### Exercise material ###

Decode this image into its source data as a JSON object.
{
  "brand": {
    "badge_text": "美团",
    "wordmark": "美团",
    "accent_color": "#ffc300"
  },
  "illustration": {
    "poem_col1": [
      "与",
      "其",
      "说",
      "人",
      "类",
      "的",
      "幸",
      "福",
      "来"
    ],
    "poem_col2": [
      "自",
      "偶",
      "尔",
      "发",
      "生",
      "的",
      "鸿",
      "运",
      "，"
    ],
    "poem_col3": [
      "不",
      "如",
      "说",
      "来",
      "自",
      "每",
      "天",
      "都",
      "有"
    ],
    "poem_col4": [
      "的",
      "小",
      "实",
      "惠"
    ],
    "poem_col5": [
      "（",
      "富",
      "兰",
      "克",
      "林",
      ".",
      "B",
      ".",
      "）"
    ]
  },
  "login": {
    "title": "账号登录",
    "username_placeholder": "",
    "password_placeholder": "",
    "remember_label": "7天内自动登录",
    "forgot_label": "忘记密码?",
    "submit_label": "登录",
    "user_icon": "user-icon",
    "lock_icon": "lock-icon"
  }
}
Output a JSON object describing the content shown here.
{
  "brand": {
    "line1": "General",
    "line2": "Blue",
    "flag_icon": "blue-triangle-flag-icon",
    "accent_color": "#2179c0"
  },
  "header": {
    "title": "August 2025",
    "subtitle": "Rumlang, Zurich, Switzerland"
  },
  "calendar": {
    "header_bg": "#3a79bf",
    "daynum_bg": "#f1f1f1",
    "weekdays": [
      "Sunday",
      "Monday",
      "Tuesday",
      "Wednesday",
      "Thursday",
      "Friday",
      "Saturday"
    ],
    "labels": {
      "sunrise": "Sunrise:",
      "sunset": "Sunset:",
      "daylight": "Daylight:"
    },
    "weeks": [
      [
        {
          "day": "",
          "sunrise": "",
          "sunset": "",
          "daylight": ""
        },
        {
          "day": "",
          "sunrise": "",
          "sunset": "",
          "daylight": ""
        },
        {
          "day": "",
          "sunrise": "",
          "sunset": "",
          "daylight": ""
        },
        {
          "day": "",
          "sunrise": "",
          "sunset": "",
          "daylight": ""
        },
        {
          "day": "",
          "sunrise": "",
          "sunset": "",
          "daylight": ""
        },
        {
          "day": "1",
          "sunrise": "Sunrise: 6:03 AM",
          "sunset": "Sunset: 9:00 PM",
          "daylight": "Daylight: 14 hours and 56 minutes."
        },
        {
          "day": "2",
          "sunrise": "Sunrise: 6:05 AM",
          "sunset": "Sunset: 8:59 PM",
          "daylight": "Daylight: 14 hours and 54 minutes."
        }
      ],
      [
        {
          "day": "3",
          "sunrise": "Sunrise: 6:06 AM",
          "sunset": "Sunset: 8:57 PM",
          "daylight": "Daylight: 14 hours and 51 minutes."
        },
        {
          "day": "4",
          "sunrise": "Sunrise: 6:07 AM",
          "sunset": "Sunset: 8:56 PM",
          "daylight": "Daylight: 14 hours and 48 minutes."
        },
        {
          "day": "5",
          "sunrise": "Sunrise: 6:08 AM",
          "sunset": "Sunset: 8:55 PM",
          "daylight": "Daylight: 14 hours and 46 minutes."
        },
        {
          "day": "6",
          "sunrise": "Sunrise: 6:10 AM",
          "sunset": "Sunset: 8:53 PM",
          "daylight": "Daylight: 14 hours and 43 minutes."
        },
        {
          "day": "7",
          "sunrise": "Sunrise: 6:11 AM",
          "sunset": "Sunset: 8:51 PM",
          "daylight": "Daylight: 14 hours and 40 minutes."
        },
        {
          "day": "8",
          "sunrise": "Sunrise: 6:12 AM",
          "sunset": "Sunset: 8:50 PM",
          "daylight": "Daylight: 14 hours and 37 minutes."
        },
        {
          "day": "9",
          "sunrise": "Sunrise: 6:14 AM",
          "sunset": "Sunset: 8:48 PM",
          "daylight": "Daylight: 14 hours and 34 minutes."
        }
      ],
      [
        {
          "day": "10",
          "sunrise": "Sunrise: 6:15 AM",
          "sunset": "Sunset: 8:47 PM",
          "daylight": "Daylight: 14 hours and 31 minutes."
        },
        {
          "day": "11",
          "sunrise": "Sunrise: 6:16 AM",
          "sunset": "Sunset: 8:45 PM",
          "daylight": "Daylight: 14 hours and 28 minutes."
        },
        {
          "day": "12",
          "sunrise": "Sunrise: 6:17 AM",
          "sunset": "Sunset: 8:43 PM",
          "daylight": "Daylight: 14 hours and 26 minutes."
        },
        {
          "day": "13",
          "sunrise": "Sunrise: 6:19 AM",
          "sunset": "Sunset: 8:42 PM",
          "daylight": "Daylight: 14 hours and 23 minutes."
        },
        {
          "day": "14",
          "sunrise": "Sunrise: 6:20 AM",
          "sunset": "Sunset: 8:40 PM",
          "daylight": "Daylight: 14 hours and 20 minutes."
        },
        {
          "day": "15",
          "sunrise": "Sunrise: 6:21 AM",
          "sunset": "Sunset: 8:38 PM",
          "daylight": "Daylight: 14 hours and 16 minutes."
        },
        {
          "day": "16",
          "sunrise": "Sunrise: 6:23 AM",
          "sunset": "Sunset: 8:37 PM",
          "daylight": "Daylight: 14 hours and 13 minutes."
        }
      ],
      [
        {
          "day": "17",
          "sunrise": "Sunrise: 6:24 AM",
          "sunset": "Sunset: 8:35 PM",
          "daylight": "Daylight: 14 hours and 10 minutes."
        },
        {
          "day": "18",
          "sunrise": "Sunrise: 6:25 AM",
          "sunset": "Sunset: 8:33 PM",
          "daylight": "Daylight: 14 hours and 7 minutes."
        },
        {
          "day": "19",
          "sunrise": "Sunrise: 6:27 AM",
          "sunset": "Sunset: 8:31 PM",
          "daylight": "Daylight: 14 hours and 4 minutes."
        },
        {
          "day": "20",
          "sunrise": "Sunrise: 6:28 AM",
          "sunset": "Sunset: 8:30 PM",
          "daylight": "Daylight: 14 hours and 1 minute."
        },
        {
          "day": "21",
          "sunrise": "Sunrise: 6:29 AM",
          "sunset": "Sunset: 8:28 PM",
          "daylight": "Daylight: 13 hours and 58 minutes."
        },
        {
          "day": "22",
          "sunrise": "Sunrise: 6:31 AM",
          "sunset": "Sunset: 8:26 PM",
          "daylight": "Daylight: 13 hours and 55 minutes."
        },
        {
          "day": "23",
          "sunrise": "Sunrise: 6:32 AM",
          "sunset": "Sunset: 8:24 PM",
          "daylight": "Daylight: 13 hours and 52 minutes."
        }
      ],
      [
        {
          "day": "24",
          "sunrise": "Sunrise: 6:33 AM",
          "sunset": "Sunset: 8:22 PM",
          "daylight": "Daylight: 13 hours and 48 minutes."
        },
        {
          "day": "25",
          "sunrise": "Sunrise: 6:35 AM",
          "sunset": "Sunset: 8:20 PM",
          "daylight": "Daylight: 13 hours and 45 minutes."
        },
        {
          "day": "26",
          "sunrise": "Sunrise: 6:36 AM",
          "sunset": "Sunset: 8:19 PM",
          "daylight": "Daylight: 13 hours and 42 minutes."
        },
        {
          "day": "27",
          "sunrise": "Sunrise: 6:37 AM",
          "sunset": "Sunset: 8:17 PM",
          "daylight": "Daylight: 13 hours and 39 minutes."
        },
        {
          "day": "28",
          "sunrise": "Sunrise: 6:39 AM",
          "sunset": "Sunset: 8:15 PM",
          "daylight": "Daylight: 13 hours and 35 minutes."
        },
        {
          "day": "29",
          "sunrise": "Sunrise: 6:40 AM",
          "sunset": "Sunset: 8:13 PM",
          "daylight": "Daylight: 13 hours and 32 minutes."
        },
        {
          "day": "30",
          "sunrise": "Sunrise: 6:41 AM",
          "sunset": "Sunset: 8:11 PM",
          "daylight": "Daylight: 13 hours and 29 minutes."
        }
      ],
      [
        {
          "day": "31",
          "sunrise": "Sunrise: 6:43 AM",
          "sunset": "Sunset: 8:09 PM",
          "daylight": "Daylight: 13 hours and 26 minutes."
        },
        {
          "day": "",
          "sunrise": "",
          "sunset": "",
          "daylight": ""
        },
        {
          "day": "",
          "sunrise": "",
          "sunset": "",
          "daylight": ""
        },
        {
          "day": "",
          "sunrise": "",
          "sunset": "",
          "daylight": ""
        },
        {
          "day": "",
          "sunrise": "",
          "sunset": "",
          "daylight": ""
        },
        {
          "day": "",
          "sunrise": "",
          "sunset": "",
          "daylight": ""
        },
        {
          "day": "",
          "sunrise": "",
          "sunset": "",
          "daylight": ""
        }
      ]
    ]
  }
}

###

* Request:
Count how many lines above contain the word "object". Reply with the number alone.

* Solution to the problem:
2